Entries from a dataset
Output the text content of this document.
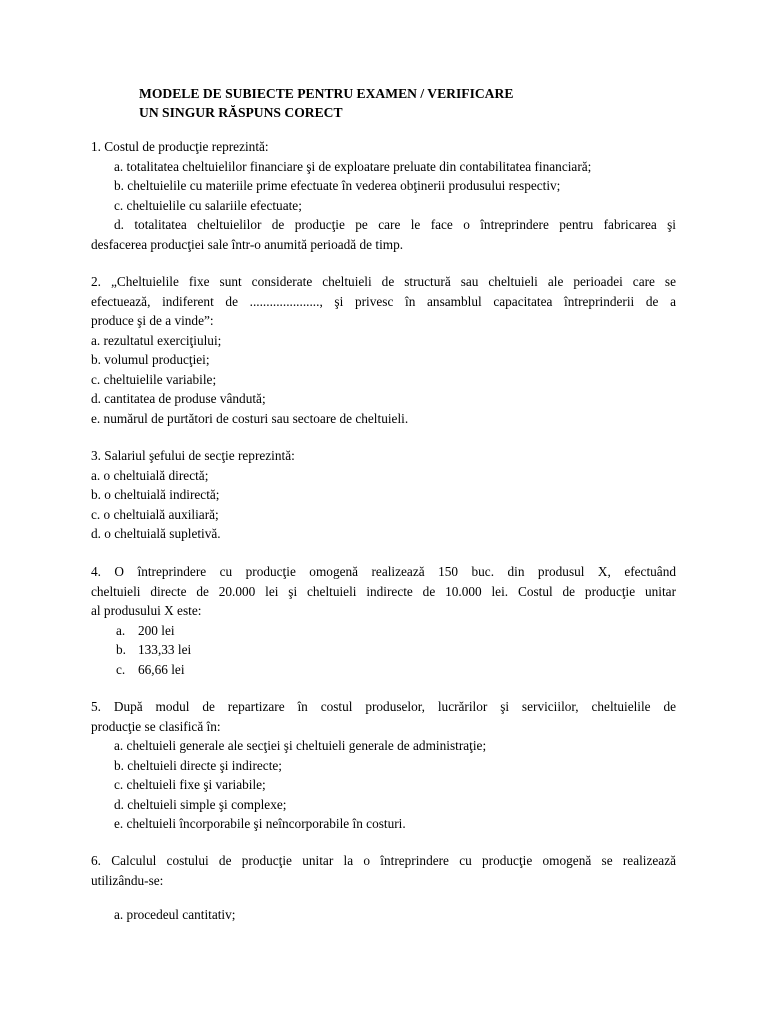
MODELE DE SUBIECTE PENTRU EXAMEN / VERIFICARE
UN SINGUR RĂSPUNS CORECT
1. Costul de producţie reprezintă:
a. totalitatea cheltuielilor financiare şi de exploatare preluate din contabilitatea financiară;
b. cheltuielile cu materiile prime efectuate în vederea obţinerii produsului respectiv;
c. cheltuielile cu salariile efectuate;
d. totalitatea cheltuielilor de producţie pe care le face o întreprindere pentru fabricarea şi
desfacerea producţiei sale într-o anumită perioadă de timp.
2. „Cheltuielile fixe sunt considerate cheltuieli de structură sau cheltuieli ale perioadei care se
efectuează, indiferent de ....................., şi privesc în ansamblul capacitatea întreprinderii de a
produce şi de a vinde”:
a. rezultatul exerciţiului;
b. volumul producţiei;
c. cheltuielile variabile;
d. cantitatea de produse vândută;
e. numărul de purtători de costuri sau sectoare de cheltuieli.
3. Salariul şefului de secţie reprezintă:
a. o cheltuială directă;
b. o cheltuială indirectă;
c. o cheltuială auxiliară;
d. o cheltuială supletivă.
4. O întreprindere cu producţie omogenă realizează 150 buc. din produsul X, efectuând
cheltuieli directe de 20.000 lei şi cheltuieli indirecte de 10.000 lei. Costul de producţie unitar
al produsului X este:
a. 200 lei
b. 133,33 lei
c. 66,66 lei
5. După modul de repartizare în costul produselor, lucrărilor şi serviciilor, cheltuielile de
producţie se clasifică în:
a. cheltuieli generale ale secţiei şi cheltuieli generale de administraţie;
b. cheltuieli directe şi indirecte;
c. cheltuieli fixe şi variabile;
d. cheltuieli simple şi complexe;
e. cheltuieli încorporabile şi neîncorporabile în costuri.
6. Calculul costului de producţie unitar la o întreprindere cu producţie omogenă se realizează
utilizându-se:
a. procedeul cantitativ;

- **Directive**
Copy the data word for word. Pictures do not go in the copy.

- **Expected answer**
Output the text content of this document.
MODELE DE SUBIECTE PENTRU EXAMEN / VERIFICARE
UN SINGUR RĂSPUNS CORECT
1. Costul de producţie reprezintă:
a. totalitatea cheltuielilor financiare şi de exploatare preluate din contabilitatea financiară;
b. cheltuielile cu materiile prime efectuate în vederea obţinerii produsului respectiv;
c. cheltuielile cu salariile efectuate;
d. totalitatea cheltuielilor de producţie pe care le face o întreprindere pentru fabricarea şi
desfacerea producţiei sale într-o anumită perioadă de timp.
2. „Cheltuielile fixe sunt considerate cheltuieli de structură sau cheltuieli ale perioadei care se
efectuează, indiferent de ....................., şi privesc în ansamblul capacitatea întreprinderii de a
produce şi de a vinde”:
a. rezultatul exerciţiului;
b. volumul producţiei;
c. cheltuielile variabile;
d. cantitatea de produse vândută;
e. numărul de purtători de costuri sau sectoare de cheltuieli.
3. Salariul şefului de secţie reprezintă:
a. o cheltuială directă;
b. o cheltuială indirectă;
c. o cheltuială auxiliară;
d. o cheltuială supletivă.
4. O întreprindere cu producţie omogenă realizează 150 buc. din produsul X, efectuând
cheltuieli directe de 20.000 lei şi cheltuieli indirecte de 10.000 lei. Costul de producţie unitar
al produsului X este:
a. 200 lei
b. 133,33 lei
c. 66,66 lei
5. După modul de repartizare în costul produselor, lucrărilor şi serviciilor, cheltuielile de
producţie se clasifică în:
a. cheltuieli generale ale secţiei şi cheltuieli generale de administraţie;
b. cheltuieli directe şi indirecte;
c. cheltuieli fixe şi variabile;
d. cheltuieli simple şi complexe;
e. cheltuieli încorporabile şi neîncorporabile în costuri.
6. Calculul costului de producţie unitar la o întreprindere cu producţie omogenă se realizează
utilizându-se:
a. procedeul cantitativ;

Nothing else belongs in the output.